**WORK REQUIRED**
Wherever a line of the listing holds the string "mulher", copy that line.
════════
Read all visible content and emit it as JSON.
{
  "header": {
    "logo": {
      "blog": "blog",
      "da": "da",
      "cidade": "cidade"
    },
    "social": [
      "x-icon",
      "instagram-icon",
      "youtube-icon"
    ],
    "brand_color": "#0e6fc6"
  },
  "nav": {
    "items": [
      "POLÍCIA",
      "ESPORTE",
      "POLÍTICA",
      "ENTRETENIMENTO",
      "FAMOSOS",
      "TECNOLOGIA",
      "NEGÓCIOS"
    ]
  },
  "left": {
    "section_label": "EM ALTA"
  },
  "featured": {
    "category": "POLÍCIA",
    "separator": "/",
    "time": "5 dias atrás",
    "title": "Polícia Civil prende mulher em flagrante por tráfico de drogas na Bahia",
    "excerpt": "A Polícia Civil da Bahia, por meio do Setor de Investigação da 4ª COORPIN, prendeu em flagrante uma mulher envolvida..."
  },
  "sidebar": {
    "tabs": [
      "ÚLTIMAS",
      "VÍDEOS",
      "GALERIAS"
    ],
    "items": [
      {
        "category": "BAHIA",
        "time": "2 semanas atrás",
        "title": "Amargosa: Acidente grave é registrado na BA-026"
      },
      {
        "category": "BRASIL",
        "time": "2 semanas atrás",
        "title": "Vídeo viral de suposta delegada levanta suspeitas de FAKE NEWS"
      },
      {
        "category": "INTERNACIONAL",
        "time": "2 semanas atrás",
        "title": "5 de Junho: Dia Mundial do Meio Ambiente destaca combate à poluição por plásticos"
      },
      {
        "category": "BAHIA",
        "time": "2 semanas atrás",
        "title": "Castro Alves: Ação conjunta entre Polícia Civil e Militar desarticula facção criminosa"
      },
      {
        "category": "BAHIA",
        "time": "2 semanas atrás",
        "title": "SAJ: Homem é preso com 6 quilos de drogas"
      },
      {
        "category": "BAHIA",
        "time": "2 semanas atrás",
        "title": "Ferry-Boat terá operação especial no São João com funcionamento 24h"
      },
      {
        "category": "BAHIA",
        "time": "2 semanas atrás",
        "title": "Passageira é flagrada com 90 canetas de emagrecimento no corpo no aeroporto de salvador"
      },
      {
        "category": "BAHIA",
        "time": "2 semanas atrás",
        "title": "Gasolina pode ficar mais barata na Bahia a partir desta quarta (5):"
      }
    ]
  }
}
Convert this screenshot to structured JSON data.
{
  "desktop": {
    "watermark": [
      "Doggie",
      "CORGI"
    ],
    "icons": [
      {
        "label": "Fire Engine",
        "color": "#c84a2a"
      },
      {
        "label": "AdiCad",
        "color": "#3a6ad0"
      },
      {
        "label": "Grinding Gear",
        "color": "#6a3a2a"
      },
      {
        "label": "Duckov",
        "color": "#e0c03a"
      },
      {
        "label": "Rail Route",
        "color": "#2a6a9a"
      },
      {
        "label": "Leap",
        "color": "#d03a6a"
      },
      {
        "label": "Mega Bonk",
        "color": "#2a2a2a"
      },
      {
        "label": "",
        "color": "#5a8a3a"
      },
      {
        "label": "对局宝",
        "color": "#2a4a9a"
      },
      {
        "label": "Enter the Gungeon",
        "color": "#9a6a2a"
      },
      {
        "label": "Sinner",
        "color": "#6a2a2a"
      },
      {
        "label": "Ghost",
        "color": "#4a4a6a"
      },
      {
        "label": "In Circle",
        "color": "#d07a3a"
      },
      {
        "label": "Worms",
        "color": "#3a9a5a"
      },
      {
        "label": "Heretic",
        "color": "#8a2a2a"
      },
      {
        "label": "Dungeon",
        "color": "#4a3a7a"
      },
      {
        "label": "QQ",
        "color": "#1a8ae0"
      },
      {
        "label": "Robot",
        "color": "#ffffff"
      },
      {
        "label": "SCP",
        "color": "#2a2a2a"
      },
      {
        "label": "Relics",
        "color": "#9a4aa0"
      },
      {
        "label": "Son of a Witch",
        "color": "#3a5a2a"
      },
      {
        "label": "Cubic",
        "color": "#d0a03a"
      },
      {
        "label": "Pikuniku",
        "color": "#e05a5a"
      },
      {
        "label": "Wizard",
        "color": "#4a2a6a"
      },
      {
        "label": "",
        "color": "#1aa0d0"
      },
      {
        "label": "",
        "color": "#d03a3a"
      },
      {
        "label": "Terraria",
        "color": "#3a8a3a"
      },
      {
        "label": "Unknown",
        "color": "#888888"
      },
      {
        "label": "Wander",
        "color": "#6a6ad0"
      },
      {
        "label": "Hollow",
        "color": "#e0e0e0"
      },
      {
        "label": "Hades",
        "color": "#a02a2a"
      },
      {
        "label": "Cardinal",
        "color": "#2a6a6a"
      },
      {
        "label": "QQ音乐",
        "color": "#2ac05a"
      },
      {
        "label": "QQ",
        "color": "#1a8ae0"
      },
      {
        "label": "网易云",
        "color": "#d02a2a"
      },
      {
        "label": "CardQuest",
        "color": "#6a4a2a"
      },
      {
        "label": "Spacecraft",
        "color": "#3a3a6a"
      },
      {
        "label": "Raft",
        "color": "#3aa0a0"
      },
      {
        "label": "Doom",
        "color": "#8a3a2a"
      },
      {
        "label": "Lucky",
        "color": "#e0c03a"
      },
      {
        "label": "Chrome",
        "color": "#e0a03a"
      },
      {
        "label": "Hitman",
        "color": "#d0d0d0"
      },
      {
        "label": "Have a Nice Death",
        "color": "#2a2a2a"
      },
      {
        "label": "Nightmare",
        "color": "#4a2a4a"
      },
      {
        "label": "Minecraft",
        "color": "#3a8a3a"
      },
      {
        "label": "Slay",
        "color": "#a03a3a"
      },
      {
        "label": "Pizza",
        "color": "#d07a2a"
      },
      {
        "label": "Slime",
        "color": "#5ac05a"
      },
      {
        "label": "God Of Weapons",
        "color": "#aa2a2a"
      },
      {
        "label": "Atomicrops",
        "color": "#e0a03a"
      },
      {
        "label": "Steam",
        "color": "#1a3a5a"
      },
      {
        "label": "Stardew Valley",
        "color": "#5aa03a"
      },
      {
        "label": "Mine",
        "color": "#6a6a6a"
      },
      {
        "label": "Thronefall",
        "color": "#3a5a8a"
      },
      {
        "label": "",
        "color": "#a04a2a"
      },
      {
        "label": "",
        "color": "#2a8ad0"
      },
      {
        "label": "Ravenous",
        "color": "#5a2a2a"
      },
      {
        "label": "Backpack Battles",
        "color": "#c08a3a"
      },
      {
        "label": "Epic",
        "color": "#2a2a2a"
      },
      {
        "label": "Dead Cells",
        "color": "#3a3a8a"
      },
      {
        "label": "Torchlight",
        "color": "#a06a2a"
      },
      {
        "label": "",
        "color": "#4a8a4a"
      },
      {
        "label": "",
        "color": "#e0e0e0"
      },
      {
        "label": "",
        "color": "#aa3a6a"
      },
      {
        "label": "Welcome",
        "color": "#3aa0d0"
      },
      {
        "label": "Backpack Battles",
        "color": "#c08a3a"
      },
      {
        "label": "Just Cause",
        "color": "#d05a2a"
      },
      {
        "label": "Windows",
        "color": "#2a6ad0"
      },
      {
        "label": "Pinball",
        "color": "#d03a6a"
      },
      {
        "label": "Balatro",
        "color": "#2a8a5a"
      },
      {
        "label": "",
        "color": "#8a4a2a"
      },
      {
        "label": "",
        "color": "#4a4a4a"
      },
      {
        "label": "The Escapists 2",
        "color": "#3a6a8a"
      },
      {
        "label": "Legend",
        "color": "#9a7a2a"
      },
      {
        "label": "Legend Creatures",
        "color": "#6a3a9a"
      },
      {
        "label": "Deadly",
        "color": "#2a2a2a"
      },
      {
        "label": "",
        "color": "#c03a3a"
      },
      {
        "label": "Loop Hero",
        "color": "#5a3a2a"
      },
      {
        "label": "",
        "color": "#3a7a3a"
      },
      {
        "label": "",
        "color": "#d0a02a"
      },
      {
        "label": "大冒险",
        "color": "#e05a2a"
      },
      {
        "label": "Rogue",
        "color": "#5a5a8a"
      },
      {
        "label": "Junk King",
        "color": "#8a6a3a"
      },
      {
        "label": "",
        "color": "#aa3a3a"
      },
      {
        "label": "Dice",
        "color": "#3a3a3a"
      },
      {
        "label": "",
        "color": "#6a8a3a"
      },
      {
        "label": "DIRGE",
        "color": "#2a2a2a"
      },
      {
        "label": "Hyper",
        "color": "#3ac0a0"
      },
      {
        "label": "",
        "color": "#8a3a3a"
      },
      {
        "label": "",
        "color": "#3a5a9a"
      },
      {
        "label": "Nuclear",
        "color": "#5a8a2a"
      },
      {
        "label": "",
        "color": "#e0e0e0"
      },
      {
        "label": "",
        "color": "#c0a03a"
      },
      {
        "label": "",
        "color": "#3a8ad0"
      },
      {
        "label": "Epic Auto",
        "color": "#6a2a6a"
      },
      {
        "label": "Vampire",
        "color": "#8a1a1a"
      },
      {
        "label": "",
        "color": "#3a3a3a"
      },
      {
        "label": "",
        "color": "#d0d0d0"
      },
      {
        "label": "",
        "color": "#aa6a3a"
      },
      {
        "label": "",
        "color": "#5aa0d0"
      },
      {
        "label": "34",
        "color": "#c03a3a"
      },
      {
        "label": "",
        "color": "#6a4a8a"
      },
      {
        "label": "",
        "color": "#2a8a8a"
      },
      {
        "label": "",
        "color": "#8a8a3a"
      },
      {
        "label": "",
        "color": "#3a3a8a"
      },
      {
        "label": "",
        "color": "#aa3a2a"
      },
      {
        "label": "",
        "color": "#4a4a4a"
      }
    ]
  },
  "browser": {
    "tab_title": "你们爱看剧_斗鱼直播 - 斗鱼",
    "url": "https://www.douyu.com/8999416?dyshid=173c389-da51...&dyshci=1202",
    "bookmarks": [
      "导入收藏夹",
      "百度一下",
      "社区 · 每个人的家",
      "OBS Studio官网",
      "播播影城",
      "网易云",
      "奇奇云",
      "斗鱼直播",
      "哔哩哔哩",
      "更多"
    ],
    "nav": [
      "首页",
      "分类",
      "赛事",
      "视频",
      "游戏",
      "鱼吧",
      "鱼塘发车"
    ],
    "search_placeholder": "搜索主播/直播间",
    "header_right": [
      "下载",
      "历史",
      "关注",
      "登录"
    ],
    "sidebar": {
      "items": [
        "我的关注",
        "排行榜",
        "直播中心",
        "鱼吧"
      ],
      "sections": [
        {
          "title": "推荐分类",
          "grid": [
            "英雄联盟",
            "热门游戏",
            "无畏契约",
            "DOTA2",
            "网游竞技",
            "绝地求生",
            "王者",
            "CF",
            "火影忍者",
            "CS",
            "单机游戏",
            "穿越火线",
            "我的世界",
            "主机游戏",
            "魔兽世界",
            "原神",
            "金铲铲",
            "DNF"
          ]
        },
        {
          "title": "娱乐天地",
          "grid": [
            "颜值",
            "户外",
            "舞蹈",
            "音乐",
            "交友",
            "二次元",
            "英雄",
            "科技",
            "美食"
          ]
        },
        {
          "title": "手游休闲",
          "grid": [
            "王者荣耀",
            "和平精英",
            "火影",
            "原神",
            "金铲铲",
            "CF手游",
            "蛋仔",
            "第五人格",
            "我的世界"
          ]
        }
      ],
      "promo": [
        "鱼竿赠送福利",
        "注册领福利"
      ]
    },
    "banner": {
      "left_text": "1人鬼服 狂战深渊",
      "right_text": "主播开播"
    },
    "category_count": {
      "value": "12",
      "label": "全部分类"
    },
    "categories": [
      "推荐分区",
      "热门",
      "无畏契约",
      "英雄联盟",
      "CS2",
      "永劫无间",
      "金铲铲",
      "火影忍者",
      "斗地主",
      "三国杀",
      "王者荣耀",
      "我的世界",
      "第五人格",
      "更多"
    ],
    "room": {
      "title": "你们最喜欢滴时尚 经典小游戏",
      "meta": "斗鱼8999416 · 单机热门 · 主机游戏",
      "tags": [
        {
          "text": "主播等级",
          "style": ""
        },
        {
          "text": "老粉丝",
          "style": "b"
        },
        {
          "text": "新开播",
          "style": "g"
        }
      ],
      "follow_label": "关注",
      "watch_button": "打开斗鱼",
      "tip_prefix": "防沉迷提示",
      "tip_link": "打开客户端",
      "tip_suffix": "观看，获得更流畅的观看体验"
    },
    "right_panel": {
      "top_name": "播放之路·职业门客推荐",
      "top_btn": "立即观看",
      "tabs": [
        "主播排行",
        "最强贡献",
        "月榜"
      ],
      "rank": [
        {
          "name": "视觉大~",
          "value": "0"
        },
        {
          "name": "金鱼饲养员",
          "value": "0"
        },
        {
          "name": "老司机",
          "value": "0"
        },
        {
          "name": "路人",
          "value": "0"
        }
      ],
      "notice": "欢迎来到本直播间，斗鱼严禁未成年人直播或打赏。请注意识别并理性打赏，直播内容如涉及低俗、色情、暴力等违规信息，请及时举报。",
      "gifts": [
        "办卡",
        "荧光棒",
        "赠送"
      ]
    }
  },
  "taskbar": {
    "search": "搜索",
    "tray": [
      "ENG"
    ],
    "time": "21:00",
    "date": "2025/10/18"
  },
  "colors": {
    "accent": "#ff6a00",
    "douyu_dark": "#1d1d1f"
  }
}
════════
**RESULT OF THIS EXERCISE**
    "title": "Polícia Civil prende mulher em flagrante por tráfico de drogas na Bahia",
    "excerpt": "A Polícia Civil da Bahia, por meio do Setor de Investigação da 4ª COORPIN, prendeu em flagrante uma mulher envolvida..."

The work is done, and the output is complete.